-- begin SUPPLIED MATERIAL --
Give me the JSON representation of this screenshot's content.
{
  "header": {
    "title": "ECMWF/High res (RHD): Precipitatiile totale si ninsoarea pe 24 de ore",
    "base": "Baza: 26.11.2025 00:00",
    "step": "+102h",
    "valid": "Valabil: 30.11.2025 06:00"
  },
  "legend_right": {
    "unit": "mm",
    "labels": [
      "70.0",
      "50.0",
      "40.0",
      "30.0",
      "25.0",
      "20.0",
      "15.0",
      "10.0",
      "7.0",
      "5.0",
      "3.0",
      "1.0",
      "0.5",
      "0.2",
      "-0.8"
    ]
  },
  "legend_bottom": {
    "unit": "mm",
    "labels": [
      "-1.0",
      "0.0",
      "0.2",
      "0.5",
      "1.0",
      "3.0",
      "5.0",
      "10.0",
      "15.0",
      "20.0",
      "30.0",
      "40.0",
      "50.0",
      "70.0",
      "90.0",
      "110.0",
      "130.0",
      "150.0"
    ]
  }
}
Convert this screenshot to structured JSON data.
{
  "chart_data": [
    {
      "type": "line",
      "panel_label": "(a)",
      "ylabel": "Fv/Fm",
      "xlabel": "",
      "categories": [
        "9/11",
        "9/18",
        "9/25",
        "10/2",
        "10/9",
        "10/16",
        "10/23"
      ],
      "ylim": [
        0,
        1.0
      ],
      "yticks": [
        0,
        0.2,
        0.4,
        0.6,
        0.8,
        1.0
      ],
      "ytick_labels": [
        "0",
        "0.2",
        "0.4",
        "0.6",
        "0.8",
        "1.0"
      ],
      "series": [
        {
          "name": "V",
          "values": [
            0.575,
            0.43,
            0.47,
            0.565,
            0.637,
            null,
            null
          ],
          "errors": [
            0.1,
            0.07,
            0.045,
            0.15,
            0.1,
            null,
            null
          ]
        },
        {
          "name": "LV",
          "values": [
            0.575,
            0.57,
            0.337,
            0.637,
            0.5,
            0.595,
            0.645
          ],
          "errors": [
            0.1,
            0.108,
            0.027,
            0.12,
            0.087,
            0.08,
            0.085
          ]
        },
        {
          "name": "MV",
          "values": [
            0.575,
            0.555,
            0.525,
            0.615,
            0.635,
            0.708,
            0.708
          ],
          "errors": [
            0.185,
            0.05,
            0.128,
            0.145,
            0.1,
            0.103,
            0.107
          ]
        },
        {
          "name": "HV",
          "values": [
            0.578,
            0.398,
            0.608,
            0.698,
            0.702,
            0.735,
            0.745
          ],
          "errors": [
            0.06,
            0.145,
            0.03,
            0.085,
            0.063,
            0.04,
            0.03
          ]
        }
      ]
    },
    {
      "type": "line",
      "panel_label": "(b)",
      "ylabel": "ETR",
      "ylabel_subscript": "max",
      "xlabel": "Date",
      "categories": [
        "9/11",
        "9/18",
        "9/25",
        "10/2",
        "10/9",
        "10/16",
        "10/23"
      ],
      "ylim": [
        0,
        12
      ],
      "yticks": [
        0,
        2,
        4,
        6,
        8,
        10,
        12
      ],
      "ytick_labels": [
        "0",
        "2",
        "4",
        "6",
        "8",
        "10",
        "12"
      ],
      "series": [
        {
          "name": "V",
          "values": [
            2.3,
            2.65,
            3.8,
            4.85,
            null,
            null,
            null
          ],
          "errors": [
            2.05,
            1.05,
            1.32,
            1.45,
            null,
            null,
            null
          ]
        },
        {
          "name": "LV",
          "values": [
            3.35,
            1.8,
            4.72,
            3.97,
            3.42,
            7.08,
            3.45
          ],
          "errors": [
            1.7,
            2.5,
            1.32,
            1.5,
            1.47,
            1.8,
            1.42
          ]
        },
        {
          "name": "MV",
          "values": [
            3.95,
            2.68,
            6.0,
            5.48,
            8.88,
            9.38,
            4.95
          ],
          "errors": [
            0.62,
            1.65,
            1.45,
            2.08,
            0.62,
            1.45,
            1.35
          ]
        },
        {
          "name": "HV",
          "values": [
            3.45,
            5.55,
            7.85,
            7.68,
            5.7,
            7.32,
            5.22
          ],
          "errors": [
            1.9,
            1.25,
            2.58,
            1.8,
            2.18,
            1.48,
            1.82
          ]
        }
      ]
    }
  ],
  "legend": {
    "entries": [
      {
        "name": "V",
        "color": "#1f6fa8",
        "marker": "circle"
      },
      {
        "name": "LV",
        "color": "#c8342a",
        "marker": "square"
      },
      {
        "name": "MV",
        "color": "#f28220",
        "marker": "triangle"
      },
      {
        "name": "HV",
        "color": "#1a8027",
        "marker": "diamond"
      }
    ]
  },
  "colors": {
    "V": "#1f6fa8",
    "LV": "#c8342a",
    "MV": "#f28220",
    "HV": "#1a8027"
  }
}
-- end SUPPLIED MATERIAL --
## [WHAT YOU ARE ASKED TO DO]
Count how many lines of the listing above include "JSON" and report that number alone.

## [CORRECT RESPONSE]
2